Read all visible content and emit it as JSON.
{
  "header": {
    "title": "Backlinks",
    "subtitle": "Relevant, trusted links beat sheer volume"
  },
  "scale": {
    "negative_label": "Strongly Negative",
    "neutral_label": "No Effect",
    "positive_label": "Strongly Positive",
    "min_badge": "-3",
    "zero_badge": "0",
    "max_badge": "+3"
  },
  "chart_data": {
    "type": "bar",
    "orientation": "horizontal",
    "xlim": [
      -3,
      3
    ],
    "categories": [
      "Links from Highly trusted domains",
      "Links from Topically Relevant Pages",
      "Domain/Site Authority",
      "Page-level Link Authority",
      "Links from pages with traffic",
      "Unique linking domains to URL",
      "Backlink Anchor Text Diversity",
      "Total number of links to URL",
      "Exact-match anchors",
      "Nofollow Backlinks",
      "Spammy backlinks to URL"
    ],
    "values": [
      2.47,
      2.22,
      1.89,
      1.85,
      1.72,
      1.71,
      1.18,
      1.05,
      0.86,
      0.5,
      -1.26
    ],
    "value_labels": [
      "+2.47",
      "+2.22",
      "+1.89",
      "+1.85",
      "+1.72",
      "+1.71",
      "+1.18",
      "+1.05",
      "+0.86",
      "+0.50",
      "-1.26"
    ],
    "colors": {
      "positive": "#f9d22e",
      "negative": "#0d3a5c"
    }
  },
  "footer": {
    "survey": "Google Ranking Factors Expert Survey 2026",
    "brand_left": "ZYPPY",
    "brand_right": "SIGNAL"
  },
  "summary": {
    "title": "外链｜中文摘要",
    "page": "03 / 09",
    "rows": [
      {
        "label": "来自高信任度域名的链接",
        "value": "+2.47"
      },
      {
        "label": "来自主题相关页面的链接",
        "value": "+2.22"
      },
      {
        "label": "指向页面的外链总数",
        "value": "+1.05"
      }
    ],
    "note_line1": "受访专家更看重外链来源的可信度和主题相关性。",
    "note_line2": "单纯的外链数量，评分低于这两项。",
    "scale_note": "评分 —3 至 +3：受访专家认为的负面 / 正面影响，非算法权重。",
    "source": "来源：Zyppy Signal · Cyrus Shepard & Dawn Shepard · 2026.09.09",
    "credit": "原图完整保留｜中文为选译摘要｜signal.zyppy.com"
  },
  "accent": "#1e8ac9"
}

^^^^^^^^^^^^^^^^

Your task is to retype all of the records exactly.

Solution for this task:
Read all visible content and emit it as JSON.
{
  "header": {
    "title": "Backlinks",
    "subtitle": "Relevant, trusted links beat sheer volume"
  },
  "scale": {
    "negative_label": "Strongly Negative",
    "neutral_label": "No Effect",
    "positive_label": "Strongly Positive",
    "min_badge": "-3",
    "zero_badge": "0",
    "max_badge": "+3"
  },
  "chart_data": {
    "type": "bar",
    "orientation": "horizontal",
    "xlim": [
      -3,
      3
    ],
    "categories": [
      "Links from Highly trusted domains",
      "Links from Topically Relevant Pages",
      "Domain/Site Authority",
      "Page-level Link Authority",
      "Links from pages with traffic",
      "Unique linking domains to URL",
      "Backlink Anchor Text Diversity",
      "Total number of links to URL",
      "Exact-match anchors",
      "Nofollow Backlinks",
      "Spammy backlinks to URL"
    ],
    "values": [
      2.47,
      2.22,
      1.89,
      1.85,
      1.72,
      1.71,
      1.18,
      1.05,
      0.86,
      0.5,
      -1.26
    ],
    "value_labels": [
      "+2.47",
      "+2.22",
      "+1.89",
      "+1.85",
      "+1.72",
      "+1.71",
      "+1.18",
      "+1.05",
      "+0.86",
      "+0.50",
      "-1.26"
    ],
    "colors": {
      "positive": "#f9d22e",
      "negative": "#0d3a5c"
    }
  },
  "footer": {
    "survey": "Google Ranking Factors Expert Survey 2026",
    "brand_left": "ZYPPY",
    "brand_right": "SIGNAL"
  },
  "summary": {
    "title": "外链｜中文摘要",
    "page": "03 / 09",
    "rows": [
      {
        "label": "来自高信任度域名的链接",
        "value": "+2.47"
      },
      {
        "label": "来自主题相关页面的链接",
        "value": "+2.22"
      },
      {
        "label": "指向页面的外链总数",
        "value": "+1.05"
      }
    ],
    "note_line1": "受访专家更看重外链来源的可信度和主题相关性。",
    "note_line2": "单纯的外链数量，评分低于这两项。",
    "scale_note": "评分 —3 至 +3：受访专家认为的负面 / 正面影响，非算法权重。",
    "source": "来源：Zyppy Signal · Cyrus Shepard & Dawn Shepard · 2026.09.09",
    "credit": "原图完整保留｜中文为选译摘要｜signal.zyppy.com"
  },
  "accent": "#1e8ac9"
}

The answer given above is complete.